What to work on
Every record must be repeated exactly, with no omission.

Material to process
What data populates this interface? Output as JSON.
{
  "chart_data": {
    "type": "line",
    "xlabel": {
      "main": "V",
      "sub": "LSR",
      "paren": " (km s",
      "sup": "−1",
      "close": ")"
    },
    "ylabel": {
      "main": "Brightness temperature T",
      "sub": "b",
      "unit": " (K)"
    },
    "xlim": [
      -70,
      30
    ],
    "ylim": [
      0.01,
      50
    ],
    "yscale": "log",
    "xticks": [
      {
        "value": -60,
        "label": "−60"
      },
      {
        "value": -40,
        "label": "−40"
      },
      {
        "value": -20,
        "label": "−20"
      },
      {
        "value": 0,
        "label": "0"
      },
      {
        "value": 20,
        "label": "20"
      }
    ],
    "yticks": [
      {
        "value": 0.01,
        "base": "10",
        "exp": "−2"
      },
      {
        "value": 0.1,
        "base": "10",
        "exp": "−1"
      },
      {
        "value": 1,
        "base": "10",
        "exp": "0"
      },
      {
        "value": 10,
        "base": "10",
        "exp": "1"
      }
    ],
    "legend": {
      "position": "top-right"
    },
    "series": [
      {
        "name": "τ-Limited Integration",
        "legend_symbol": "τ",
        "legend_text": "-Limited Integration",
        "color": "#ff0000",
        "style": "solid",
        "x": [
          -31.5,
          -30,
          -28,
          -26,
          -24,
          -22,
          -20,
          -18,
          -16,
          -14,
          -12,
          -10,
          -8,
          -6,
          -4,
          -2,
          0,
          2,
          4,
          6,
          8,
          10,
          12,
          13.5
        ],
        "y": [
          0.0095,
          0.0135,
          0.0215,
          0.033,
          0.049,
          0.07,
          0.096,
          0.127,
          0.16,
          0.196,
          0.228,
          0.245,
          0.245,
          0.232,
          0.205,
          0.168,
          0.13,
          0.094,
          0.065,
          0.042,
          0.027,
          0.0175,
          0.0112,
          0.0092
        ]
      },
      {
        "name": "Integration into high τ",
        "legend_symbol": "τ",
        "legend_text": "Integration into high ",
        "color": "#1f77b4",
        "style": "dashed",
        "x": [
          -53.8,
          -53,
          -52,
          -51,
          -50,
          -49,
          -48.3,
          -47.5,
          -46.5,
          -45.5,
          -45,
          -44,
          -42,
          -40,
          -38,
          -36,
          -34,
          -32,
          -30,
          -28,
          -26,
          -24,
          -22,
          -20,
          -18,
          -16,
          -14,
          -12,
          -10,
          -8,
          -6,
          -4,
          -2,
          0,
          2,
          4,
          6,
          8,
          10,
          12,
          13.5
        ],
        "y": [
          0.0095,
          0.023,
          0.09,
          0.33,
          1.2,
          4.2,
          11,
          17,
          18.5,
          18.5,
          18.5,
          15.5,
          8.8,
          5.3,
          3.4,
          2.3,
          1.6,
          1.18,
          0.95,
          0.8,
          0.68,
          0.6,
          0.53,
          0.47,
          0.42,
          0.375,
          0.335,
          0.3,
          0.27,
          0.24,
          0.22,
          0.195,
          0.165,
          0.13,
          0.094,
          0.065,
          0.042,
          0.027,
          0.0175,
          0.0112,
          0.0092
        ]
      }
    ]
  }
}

Exercise result
What data populates this interface? Output as JSON.
{
  "chart_data": {
    "type": "line",
    "xlabel": {
      "main": "V",
      "sub": "LSR",
      "paren": " (km s",
      "sup": "−1",
      "close": ")"
    },
    "ylabel": {
      "main": "Brightness temperature T",
      "sub": "b",
      "unit": " (K)"
    },
    "xlim": [
      -70,
      30
    ],
    "ylim": [
      0.01,
      50
    ],
    "yscale": "log",
    "xticks": [
      {
        "value": -60,
        "label": "−60"
      },
      {
        "value": -40,
        "label": "−40"
      },
      {
        "value": -20,
        "label": "−20"
      },
      {
        "value": 0,
        "label": "0"
      },
      {
        "value": 20,
        "label": "20"
      }
    ],
    "yticks": [
      {
        "value": 0.01,
        "base": "10",
        "exp": "−2"
      },
      {
        "value": 0.1,
        "base": "10",
        "exp": "−1"
      },
      {
        "value": 1,
        "base": "10",
        "exp": "0"
      },
      {
        "value": 10,
        "base": "10",
        "exp": "1"
      }
    ],
    "legend": {
      "position": "top-right"
    },
    "series": [
      {
        "name": "τ-Limited Integration",
        "legend_symbol": "τ",
        "legend_text": "-Limited Integration",
        "color": "#ff0000",
        "style": "solid",
        "x": [
          -31.5,
          -30,
          -28,
          -26,
          -24,
          -22,
          -20,
          -18,
          -16,
          -14,
          -12,
          -10,
          -8,
          -6,
          -4,
          -2,
          0,
          2,
          4,
          6,
          8,
          10,
          12,
          13.5
        ],
        "y": [
          0.0095,
          0.0135,
          0.0215,
          0.033,
          0.049,
          0.07,
          0.096,
          0.127,
          0.16,
          0.196,
          0.228,
          0.245,
          0.245,
          0.232,
          0.205,
          0.168,
          0.13,
          0.094,
          0.065,
          0.042,
          0.027,
          0.0175,
          0.0112,
          0.0092
        ]
      },
      {
        "name": "Integration into high τ",
        "legend_symbol": "τ",
        "legend_text": "Integration into high ",
        "color": "#1f77b4",
        "style": "dashed",
        "x": [
          -53.8,
          -53,
          -52,
          -51,
          -50,
          -49,
          -48.3,
          -47.5,
          -46.5,
          -45.5,
          -45,
          -44,
          -42,
          -40,
          -38,
          -36,
          -34,
          -32,
          -30,
          -28,
          -26,
          -24,
          -22,
          -20,
          -18,
          -16,
          -14,
          -12,
          -10,
          -8,
          -6,
          -4,
          -2,
          0,
          2,
          4,
          6,
          8,
          10,
          12,
          13.5
        ],
        "y": [
          0.0095,
          0.023,
          0.09,
          0.33,
          1.2,
          4.2,
          11,
          17,
          18.5,
          18.5,
          18.5,
          15.5,
          8.8,
          5.3,
          3.4,
          2.3,
          1.6,
          1.18,
          0.95,
          0.8,
          0.68,
          0.6,
          0.53,
          0.47,
          0.42,
          0.375,
          0.335,
          0.3,
          0.27,
          0.24,
          0.22,
          0.195,
          0.165,
          0.13,
          0.094,
          0.065,
          0.042,
          0.027,
          0.0175,
          0.0112,
          0.0092
        ]
      }
    ]
  }
}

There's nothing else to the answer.